**What is expected**
Copy all lines holding the word "JSON" from the entries.

(Records from a collection of figures)
________________
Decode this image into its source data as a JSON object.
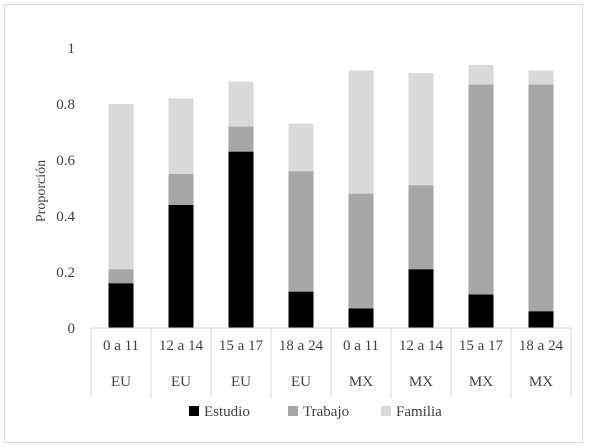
{
  "chart_data": {
    "type": "bar",
    "stacked": true,
    "ylabel": "Proporción",
    "xlabel": "",
    "ylim": [
      0,
      1
    ],
    "yticks": [
      "0",
      "0.2",
      "0.4",
      "0.6",
      "0.8",
      "1"
    ],
    "ytick_values": [
      0,
      0.2,
      0.4,
      0.6,
      0.8,
      1
    ],
    "categories": [
      "0 a 11",
      "12 a 14",
      "15 a 17",
      "18 a 24",
      "0 a 11",
      "12 a 14",
      "15 a 17",
      "18 a 24"
    ],
    "groups": [
      "EU",
      "EU",
      "EU",
      "EU",
      "MX",
      "MX",
      "MX",
      "MX"
    ],
    "series": [
      {
        "name": "Estudio",
        "color": "#000000",
        "values": [
          0.16,
          0.44,
          0.63,
          0.13,
          0.07,
          0.21,
          0.12,
          0.06
        ]
      },
      {
        "name": "Trabajo",
        "color": "#a6a6a6",
        "values": [
          0.05,
          0.11,
          0.09,
          0.43,
          0.41,
          0.3,
          0.75,
          0.81
        ]
      },
      {
        "name": "Familia",
        "color": "#d9d9d9",
        "values": [
          0.59,
          0.27,
          0.16,
          0.17,
          0.44,
          0.4,
          0.07,
          0.05
        ]
      }
    ],
    "grid": false,
    "legend_position": "bottom"
  }
}
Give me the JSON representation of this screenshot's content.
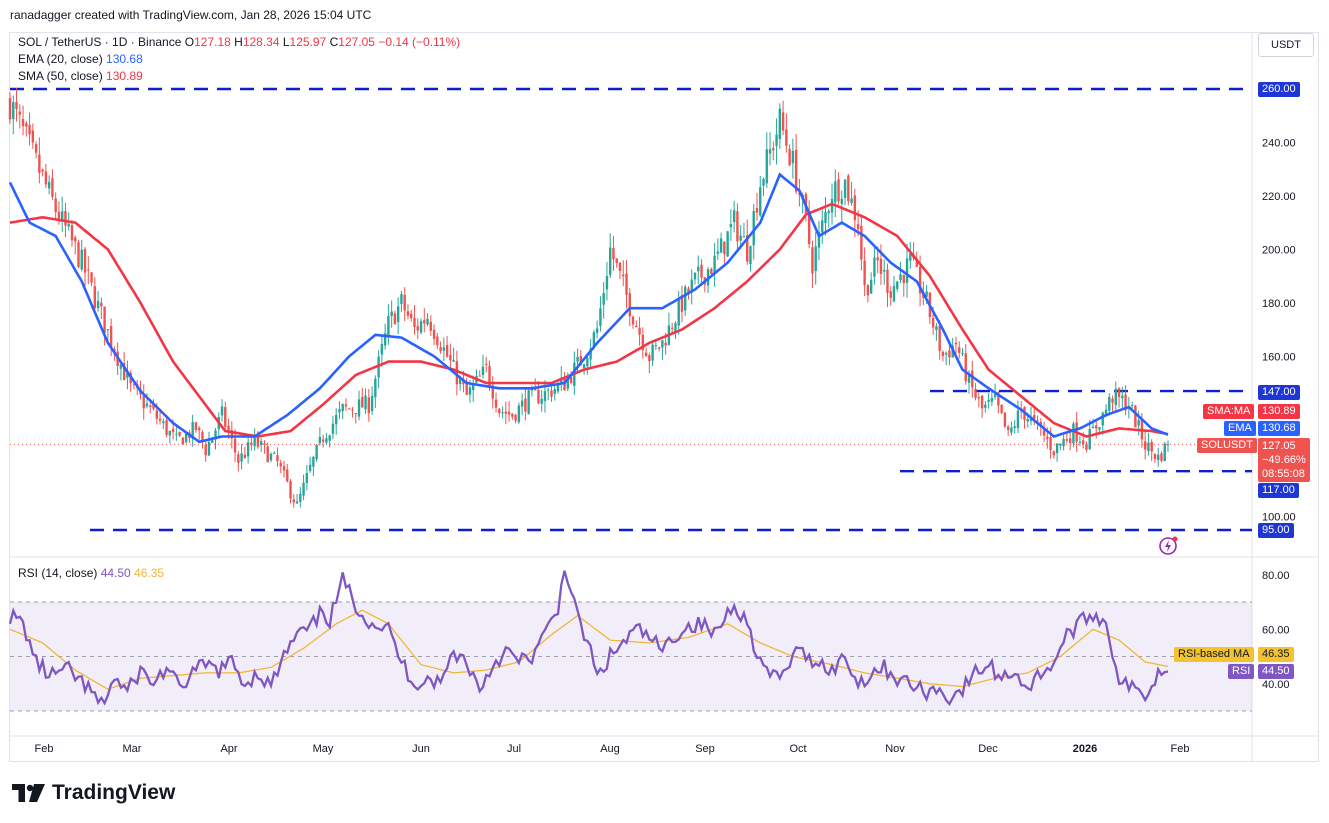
{
  "header": {
    "attribution": "ranadagger created with TradingView.com, Jan 28, 2026 15:04 UTC"
  },
  "legend": {
    "symbol": "SOL / TetherUS · 1D · Binance",
    "o_label": "O",
    "o": "127.18",
    "h_label": "H",
    "h": "128.34",
    "l_label": "L",
    "l": "125.97",
    "c_label": "C",
    "c": "127.05",
    "change": "−0.14 (−0.11%)",
    "ema_label": "EMA (20, close)",
    "ema_value": "130.68",
    "sma_label": "SMA (50, close)",
    "sma_value": "130.89",
    "rsi_label": "RSI (14, close)",
    "rsi_value": "44.50",
    "rsi_ma_value": "46.35"
  },
  "currency_button": "USDT",
  "badges": {
    "resist_260": "260.00",
    "resist_147": "147.00",
    "sma_tag": "SMA:MA",
    "sma_val": "130.89",
    "ema_tag": "EMA",
    "ema_val": "130.68",
    "sol_tag": "SOLUSDT",
    "sol_val": "127.05",
    "sol_pct": "−49.66%",
    "sol_time": "08:55:08",
    "support_117": "117.00",
    "support_95": "95.00",
    "rsi_ma_tag": "RSI-based MA",
    "rsi_ma_val": "46.35",
    "rsi_tag": "RSI",
    "rsi_val": "44.50"
  },
  "colors": {
    "up": "#26a69a",
    "down": "#ef5350",
    "ema": "#2962ff",
    "sma": "#f23645",
    "rsi": "#7e57c2",
    "rsi_ma": "#f2b636",
    "level": "#0d1fd1"
  },
  "footer": {
    "brand": "TradingView"
  },
  "chart_data": {
    "type": "candlestick",
    "price_axis": {
      "ticks": [
        100,
        120,
        140,
        160,
        180,
        200,
        220,
        240
      ],
      "labels": [
        "100.00",
        "120.00",
        "140.00",
        "160.00",
        "180.00",
        "200.00",
        "220.00",
        "240.00"
      ],
      "range": [
        90,
        272
      ]
    },
    "rsi_axis": {
      "ticks": [
        40,
        60,
        80
      ],
      "labels": [
        "40.00",
        "60.00",
        "80.00"
      ],
      "band": [
        30,
        70
      ]
    },
    "x_labels": [
      "Feb",
      "Mar",
      "Apr",
      "May",
      "Jun",
      "Jul",
      "Aug",
      "Sep",
      "Oct",
      "Nov",
      "Dec",
      "2026",
      "Feb"
    ],
    "horizontal_levels": [
      260,
      147,
      117,
      95
    ],
    "last_close": 127.05,
    "close_anchors": [
      [
        0,
        255
      ],
      [
        6,
        238
      ],
      [
        14,
        215
      ],
      [
        22,
        195
      ],
      [
        29,
        172
      ],
      [
        37,
        148
      ],
      [
        43,
        140
      ],
      [
        51,
        128
      ],
      [
        57,
        133
      ],
      [
        60,
        125
      ],
      [
        65,
        138
      ],
      [
        70,
        121
      ],
      [
        75,
        128
      ],
      [
        82,
        120
      ],
      [
        88,
        104
      ],
      [
        92,
        118
      ],
      [
        96,
        130
      ],
      [
        102,
        140
      ],
      [
        110,
        142
      ],
      [
        116,
        172
      ],
      [
        120,
        180
      ],
      [
        124,
        170
      ],
      [
        128,
        175
      ],
      [
        134,
        160
      ],
      [
        140,
        145
      ],
      [
        146,
        155
      ],
      [
        150,
        140
      ],
      [
        154,
        138
      ],
      [
        159,
        144
      ],
      [
        164,
        146
      ],
      [
        170,
        150
      ],
      [
        176,
        160
      ],
      [
        180,
        170
      ],
      [
        184,
        200
      ],
      [
        188,
        186
      ],
      [
        192,
        172
      ],
      [
        196,
        160
      ],
      [
        200,
        165
      ],
      [
        206,
        180
      ],
      [
        210,
        188
      ],
      [
        216,
        195
      ],
      [
        222,
        210
      ],
      [
        226,
        200
      ],
      [
        230,
        225
      ],
      [
        234,
        240
      ],
      [
        236,
        248
      ],
      [
        240,
        232
      ],
      [
        244,
        210
      ],
      [
        246,
        195
      ],
      [
        252,
        222
      ],
      [
        256,
        225
      ],
      [
        260,
        210
      ],
      [
        262,
        185
      ],
      [
        266,
        195
      ],
      [
        270,
        185
      ],
      [
        276,
        195
      ],
      [
        281,
        180
      ],
      [
        286,
        160
      ],
      [
        290,
        165
      ],
      [
        294,
        150
      ],
      [
        298,
        140
      ],
      [
        302,
        143
      ],
      [
        306,
        130
      ],
      [
        310,
        140
      ],
      [
        316,
        132
      ],
      [
        320,
        125
      ],
      [
        326,
        132
      ],
      [
        330,
        128
      ],
      [
        335,
        138
      ],
      [
        338,
        145
      ],
      [
        343,
        142
      ],
      [
        348,
        127
      ],
      [
        352,
        122
      ],
      [
        355,
        127
      ]
    ],
    "ema_anchors": [
      [
        0,
        225
      ],
      [
        6,
        210
      ],
      [
        14,
        205
      ],
      [
        22,
        188
      ],
      [
        30,
        165
      ],
      [
        40,
        147
      ],
      [
        50,
        135
      ],
      [
        58,
        128
      ],
      [
        65,
        130
      ],
      [
        75,
        130
      ],
      [
        85,
        138
      ],
      [
        95,
        148
      ],
      [
        104,
        160
      ],
      [
        112,
        168
      ],
      [
        120,
        167
      ],
      [
        130,
        160
      ],
      [
        140,
        150
      ],
      [
        150,
        148
      ],
      [
        160,
        148
      ],
      [
        170,
        150
      ],
      [
        180,
        165
      ],
      [
        190,
        178
      ],
      [
        200,
        178
      ],
      [
        210,
        185
      ],
      [
        220,
        195
      ],
      [
        230,
        210
      ],
      [
        236,
        228
      ],
      [
        242,
        222
      ],
      [
        248,
        205
      ],
      [
        255,
        210
      ],
      [
        262,
        205
      ],
      [
        270,
        195
      ],
      [
        278,
        188
      ],
      [
        286,
        170
      ],
      [
        292,
        155
      ],
      [
        300,
        148
      ],
      [
        310,
        140
      ],
      [
        320,
        130
      ],
      [
        328,
        133
      ],
      [
        336,
        138
      ],
      [
        343,
        141
      ],
      [
        350,
        133
      ],
      [
        355,
        130.68
      ]
    ],
    "sma_anchors": [
      [
        0,
        210
      ],
      [
        10,
        212
      ],
      [
        20,
        210
      ],
      [
        30,
        200
      ],
      [
        40,
        180
      ],
      [
        50,
        158
      ],
      [
        58,
        145
      ],
      [
        66,
        132
      ],
      [
        76,
        130
      ],
      [
        86,
        132
      ],
      [
        96,
        142
      ],
      [
        106,
        153
      ],
      [
        116,
        158
      ],
      [
        126,
        158
      ],
      [
        136,
        155
      ],
      [
        146,
        150
      ],
      [
        156,
        150
      ],
      [
        166,
        150
      ],
      [
        176,
        155
      ],
      [
        186,
        158
      ],
      [
        196,
        165
      ],
      [
        206,
        170
      ],
      [
        216,
        178
      ],
      [
        226,
        188
      ],
      [
        236,
        200
      ],
      [
        244,
        213
      ],
      [
        252,
        217
      ],
      [
        262,
        212
      ],
      [
        272,
        205
      ],
      [
        282,
        190
      ],
      [
        292,
        170
      ],
      [
        300,
        155
      ],
      [
        310,
        145
      ],
      [
        320,
        135
      ],
      [
        330,
        130
      ],
      [
        340,
        133
      ],
      [
        350,
        132
      ],
      [
        355,
        130.89
      ]
    ],
    "rsi_anchors": [
      [
        0,
        65
      ],
      [
        4,
        62
      ],
      [
        8,
        48
      ],
      [
        12,
        43
      ],
      [
        18,
        45
      ],
      [
        24,
        38
      ],
      [
        28,
        32
      ],
      [
        32,
        42
      ],
      [
        36,
        37
      ],
      [
        40,
        45
      ],
      [
        44,
        40
      ],
      [
        48,
        46
      ],
      [
        52,
        38
      ],
      [
        56,
        44
      ],
      [
        60,
        47
      ],
      [
        64,
        45
      ],
      [
        68,
        48
      ],
      [
        72,
        40
      ],
      [
        76,
        44
      ],
      [
        80,
        39
      ],
      [
        84,
        50
      ],
      [
        88,
        58
      ],
      [
        92,
        60
      ],
      [
        96,
        67
      ],
      [
        98,
        63
      ],
      [
        102,
        78
      ],
      [
        106,
        69
      ],
      [
        110,
        63
      ],
      [
        116,
        60
      ],
      [
        120,
        48
      ],
      [
        124,
        40
      ],
      [
        128,
        42
      ],
      [
        132,
        40
      ],
      [
        136,
        52
      ],
      [
        140,
        48
      ],
      [
        144,
        38
      ],
      [
        148,
        47
      ],
      [
        152,
        52
      ],
      [
        156,
        48
      ],
      [
        160,
        50
      ],
      [
        164,
        58
      ],
      [
        168,
        67
      ],
      [
        170,
        84
      ],
      [
        174,
        64
      ],
      [
        178,
        52
      ],
      [
        180,
        42
      ],
      [
        184,
        50
      ],
      [
        188,
        55
      ],
      [
        192,
        60
      ],
      [
        196,
        57
      ],
      [
        200,
        52
      ],
      [
        204,
        58
      ],
      [
        208,
        61
      ],
      [
        212,
        62
      ],
      [
        216,
        58
      ],
      [
        220,
        66
      ],
      [
        222,
        70
      ],
      [
        226,
        62
      ],
      [
        230,
        48
      ],
      [
        234,
        42
      ],
      [
        238,
        44
      ],
      [
        240,
        52
      ],
      [
        244,
        50
      ],
      [
        248,
        48
      ],
      [
        252,
        45
      ],
      [
        256,
        50
      ],
      [
        260,
        40
      ],
      [
        264,
        44
      ],
      [
        268,
        46
      ],
      [
        272,
        42
      ],
      [
        276,
        40
      ],
      [
        280,
        37
      ],
      [
        284,
        38
      ],
      [
        288,
        35
      ],
      [
        292,
        38
      ],
      [
        296,
        44
      ],
      [
        300,
        47
      ],
      [
        304,
        42
      ],
      [
        308,
        45
      ],
      [
        312,
        38
      ],
      [
        316,
        44
      ],
      [
        320,
        48
      ],
      [
        324,
        58
      ],
      [
        328,
        62
      ],
      [
        332,
        66
      ],
      [
        336,
        62
      ],
      [
        340,
        42
      ],
      [
        344,
        38
      ],
      [
        348,
        36
      ],
      [
        352,
        44
      ],
      [
        355,
        44.5
      ]
    ],
    "rsi_ma_anchors": [
      [
        0,
        60
      ],
      [
        10,
        55
      ],
      [
        20,
        45
      ],
      [
        30,
        38
      ],
      [
        40,
        42
      ],
      [
        50,
        43
      ],
      [
        60,
        44
      ],
      [
        70,
        44
      ],
      [
        80,
        46
      ],
      [
        90,
        53
      ],
      [
        100,
        62
      ],
      [
        108,
        67
      ],
      [
        116,
        62
      ],
      [
        126,
        47
      ],
      [
        136,
        44
      ],
      [
        146,
        45
      ],
      [
        156,
        48
      ],
      [
        166,
        58
      ],
      [
        174,
        65
      ],
      [
        184,
        56
      ],
      [
        196,
        55
      ],
      [
        208,
        57
      ],
      [
        220,
        62
      ],
      [
        230,
        55
      ],
      [
        240,
        50
      ],
      [
        252,
        47
      ],
      [
        262,
        44
      ],
      [
        272,
        42
      ],
      [
        282,
        40
      ],
      [
        292,
        39
      ],
      [
        302,
        42
      ],
      [
        312,
        44
      ],
      [
        322,
        50
      ],
      [
        332,
        60
      ],
      [
        340,
        56
      ],
      [
        348,
        48
      ],
      [
        355,
        46.35
      ]
    ]
  }
}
________________
**Complete answer**
Decode this image into its source data as a JSON object.
Give me the JSON representation of this screenshot's content.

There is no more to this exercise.